● Task statement:
Return the lines below that carry the word "structured".

##### Source material #####

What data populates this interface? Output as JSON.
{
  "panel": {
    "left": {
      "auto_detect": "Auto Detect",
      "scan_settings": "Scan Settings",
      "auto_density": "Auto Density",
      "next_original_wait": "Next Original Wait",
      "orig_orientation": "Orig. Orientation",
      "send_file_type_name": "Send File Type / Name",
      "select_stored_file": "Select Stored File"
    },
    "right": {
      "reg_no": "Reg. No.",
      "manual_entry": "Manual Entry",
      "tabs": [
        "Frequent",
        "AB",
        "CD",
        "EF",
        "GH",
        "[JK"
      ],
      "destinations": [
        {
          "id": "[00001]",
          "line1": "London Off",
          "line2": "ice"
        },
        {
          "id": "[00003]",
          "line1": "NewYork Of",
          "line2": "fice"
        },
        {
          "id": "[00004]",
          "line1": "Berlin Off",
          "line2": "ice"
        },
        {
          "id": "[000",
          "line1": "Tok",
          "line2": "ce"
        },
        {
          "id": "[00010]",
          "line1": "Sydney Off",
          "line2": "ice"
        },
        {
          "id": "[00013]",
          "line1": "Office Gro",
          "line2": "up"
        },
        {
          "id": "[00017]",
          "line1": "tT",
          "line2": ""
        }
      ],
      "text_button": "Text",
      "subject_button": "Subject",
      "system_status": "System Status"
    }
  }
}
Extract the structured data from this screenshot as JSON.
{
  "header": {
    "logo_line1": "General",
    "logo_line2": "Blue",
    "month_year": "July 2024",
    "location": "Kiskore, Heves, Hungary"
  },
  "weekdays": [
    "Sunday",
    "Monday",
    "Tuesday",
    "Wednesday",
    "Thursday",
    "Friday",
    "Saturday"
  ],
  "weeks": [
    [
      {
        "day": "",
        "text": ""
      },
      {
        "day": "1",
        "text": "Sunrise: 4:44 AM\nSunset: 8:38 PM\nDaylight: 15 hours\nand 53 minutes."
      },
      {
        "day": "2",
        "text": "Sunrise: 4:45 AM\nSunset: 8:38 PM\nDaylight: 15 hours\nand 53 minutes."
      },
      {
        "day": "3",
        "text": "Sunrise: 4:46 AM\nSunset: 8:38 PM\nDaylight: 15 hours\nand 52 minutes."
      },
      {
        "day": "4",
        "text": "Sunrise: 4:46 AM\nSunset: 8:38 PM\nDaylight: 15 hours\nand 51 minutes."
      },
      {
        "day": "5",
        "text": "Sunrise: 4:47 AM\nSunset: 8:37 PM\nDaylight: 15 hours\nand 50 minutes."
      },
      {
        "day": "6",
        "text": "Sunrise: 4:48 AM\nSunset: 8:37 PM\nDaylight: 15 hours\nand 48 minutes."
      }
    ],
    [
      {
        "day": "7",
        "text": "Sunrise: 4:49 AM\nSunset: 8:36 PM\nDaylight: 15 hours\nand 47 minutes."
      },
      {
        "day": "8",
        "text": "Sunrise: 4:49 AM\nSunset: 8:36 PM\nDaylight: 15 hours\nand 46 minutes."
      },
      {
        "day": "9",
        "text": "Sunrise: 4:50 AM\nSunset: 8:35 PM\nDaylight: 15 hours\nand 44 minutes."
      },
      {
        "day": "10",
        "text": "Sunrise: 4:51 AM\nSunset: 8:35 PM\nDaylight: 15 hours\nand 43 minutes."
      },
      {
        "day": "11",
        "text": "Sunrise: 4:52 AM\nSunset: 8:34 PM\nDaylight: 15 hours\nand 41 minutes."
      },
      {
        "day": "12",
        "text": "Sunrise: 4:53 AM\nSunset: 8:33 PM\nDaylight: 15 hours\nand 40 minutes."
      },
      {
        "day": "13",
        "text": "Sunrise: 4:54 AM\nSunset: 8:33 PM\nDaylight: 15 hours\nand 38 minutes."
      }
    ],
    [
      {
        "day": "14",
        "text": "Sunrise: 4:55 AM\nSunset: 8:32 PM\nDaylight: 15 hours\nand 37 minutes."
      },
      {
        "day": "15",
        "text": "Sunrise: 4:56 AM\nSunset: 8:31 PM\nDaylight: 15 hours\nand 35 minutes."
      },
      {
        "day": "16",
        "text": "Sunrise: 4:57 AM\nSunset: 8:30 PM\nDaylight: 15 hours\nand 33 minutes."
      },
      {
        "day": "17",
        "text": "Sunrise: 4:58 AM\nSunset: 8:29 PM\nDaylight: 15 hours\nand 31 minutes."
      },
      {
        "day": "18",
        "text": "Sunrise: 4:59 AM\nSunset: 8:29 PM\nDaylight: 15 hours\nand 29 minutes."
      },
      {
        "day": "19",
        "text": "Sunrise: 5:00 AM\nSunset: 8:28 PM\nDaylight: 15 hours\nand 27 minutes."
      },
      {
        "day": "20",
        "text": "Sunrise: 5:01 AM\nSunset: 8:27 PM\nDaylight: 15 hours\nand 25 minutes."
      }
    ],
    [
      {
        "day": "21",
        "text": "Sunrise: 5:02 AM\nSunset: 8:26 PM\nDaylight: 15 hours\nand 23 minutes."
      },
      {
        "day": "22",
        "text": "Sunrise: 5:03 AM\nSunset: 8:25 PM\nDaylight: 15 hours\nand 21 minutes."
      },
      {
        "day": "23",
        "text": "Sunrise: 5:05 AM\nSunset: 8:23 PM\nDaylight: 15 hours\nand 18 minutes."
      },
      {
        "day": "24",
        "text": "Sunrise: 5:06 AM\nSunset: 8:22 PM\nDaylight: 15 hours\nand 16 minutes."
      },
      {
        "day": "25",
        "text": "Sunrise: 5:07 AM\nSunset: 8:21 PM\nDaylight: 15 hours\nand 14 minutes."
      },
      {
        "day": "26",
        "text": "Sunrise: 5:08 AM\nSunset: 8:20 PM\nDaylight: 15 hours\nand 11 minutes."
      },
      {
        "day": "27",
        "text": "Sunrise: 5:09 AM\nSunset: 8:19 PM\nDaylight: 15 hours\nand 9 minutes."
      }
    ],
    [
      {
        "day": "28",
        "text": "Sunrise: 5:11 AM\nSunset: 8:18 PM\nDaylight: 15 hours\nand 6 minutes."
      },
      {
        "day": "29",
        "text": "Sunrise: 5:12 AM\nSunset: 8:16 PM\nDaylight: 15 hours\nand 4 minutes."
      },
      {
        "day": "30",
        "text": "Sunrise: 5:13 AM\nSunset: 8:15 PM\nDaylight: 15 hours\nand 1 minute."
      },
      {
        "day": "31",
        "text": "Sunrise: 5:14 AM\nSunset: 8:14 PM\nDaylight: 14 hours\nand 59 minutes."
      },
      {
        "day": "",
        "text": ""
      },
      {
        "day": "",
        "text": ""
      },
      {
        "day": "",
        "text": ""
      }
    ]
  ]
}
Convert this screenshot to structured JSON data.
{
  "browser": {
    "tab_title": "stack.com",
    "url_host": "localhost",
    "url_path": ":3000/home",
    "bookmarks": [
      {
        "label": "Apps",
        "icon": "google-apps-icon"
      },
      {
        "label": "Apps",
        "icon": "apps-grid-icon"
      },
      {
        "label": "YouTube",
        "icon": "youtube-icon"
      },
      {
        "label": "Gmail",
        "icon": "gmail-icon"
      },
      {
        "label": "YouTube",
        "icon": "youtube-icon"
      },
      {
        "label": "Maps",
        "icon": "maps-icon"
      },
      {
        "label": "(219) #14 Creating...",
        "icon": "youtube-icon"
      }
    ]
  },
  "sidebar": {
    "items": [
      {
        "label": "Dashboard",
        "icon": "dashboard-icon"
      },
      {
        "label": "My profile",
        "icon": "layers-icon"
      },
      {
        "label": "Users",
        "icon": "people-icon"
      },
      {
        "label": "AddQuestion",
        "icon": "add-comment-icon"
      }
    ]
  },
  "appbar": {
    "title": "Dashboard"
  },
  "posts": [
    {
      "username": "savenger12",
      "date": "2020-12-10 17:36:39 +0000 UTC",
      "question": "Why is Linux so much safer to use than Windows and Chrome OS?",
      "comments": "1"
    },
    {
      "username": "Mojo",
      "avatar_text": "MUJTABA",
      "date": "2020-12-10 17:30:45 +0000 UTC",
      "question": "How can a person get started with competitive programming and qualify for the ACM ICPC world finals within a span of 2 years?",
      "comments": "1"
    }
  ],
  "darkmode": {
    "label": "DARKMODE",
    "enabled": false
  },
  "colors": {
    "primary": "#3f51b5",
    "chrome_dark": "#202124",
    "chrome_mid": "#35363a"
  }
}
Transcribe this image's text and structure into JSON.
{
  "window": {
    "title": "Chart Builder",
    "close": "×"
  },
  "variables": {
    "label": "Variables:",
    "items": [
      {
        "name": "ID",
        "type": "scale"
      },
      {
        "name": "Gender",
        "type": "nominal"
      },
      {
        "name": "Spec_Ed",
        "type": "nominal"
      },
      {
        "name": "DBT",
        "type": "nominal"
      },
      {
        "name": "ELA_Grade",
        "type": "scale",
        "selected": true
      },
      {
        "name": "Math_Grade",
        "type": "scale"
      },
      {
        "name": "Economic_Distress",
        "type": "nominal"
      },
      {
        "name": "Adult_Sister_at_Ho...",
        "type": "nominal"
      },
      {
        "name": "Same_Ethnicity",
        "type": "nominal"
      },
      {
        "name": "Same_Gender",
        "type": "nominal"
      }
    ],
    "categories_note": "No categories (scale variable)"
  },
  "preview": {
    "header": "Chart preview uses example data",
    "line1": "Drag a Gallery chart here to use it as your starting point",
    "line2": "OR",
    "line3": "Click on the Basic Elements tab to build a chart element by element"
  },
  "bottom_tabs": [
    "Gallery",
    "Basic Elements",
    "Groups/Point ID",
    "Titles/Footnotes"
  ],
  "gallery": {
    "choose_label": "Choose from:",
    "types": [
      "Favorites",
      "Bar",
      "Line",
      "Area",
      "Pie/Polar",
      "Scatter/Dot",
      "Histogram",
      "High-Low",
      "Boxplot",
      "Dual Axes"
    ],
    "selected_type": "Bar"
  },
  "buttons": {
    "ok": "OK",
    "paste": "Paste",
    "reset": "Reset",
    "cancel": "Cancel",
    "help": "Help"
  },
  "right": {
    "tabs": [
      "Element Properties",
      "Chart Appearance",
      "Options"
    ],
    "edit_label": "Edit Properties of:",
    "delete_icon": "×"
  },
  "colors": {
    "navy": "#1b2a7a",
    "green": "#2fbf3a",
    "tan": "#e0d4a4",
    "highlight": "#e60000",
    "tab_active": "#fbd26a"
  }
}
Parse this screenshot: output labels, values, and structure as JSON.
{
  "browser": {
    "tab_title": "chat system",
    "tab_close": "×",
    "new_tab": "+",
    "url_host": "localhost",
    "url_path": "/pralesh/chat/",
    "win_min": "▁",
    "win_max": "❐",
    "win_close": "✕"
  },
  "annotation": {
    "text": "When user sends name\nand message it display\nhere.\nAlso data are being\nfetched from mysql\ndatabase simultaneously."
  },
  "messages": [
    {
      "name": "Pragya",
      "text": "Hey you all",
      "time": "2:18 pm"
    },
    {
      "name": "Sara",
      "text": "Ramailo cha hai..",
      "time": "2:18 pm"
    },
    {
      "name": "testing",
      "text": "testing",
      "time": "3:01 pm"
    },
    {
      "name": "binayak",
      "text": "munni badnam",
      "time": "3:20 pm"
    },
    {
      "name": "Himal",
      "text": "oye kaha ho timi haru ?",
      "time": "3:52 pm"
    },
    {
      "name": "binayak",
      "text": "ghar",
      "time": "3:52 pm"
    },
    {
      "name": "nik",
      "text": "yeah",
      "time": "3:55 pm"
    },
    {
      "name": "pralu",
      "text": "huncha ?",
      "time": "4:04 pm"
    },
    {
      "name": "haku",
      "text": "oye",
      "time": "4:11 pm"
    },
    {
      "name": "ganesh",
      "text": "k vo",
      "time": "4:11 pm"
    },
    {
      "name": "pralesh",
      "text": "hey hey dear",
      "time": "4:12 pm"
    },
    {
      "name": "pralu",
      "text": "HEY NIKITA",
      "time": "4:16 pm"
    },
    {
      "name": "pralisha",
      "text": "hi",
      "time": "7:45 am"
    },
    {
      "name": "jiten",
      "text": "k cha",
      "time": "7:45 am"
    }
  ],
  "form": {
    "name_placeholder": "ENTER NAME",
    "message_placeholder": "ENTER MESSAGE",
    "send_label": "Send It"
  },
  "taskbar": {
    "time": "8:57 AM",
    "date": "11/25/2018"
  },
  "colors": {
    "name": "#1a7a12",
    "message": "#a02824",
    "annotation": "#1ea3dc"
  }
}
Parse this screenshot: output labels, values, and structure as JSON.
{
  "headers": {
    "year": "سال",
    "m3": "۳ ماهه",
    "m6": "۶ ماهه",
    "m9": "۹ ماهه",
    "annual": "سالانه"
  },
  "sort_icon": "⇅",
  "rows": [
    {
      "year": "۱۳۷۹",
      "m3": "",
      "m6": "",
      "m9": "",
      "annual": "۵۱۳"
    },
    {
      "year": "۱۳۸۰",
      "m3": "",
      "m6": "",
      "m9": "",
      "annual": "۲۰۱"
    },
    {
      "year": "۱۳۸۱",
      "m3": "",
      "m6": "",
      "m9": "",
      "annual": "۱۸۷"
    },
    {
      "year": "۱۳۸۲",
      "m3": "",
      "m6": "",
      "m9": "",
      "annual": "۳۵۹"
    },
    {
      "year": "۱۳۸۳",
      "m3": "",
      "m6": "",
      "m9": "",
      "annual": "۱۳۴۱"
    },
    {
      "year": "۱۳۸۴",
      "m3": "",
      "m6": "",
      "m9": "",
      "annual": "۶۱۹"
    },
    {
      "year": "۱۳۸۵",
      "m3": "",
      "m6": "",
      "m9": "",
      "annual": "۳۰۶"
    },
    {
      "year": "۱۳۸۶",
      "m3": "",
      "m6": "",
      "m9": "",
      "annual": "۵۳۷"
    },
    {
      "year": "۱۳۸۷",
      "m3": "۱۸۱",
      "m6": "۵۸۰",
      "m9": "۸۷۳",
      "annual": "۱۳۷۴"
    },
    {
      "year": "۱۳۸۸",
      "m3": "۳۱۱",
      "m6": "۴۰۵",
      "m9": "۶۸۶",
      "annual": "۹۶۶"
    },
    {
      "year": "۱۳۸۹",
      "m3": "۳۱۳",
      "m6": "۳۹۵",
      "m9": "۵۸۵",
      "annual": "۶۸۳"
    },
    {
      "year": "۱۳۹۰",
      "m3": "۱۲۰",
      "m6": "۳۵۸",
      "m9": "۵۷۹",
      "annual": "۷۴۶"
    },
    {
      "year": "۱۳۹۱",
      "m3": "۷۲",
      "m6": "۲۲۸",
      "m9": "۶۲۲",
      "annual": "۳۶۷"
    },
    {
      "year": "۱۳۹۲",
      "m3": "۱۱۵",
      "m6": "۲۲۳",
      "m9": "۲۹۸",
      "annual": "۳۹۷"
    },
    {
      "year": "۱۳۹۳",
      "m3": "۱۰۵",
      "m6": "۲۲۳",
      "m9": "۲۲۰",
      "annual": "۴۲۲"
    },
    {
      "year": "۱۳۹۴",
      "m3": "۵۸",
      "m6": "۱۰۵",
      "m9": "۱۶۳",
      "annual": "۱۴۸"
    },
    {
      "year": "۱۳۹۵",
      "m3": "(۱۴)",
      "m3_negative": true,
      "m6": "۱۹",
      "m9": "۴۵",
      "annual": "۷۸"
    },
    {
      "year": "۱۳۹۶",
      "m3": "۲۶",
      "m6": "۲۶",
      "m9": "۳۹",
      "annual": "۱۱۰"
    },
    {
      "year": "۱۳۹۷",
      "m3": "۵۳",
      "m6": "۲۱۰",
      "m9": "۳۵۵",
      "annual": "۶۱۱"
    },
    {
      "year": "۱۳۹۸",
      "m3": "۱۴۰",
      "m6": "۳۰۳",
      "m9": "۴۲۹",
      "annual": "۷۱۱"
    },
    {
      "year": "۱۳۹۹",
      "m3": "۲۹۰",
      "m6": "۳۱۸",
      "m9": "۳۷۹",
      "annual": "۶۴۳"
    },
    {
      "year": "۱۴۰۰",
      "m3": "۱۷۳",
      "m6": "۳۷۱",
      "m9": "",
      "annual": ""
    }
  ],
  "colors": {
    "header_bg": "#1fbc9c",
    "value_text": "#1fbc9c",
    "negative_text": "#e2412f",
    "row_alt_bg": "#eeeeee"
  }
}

#####

● Result of the task:
Extract the structured data from this screenshot as JSON.
Convert this screenshot to structured JSON data.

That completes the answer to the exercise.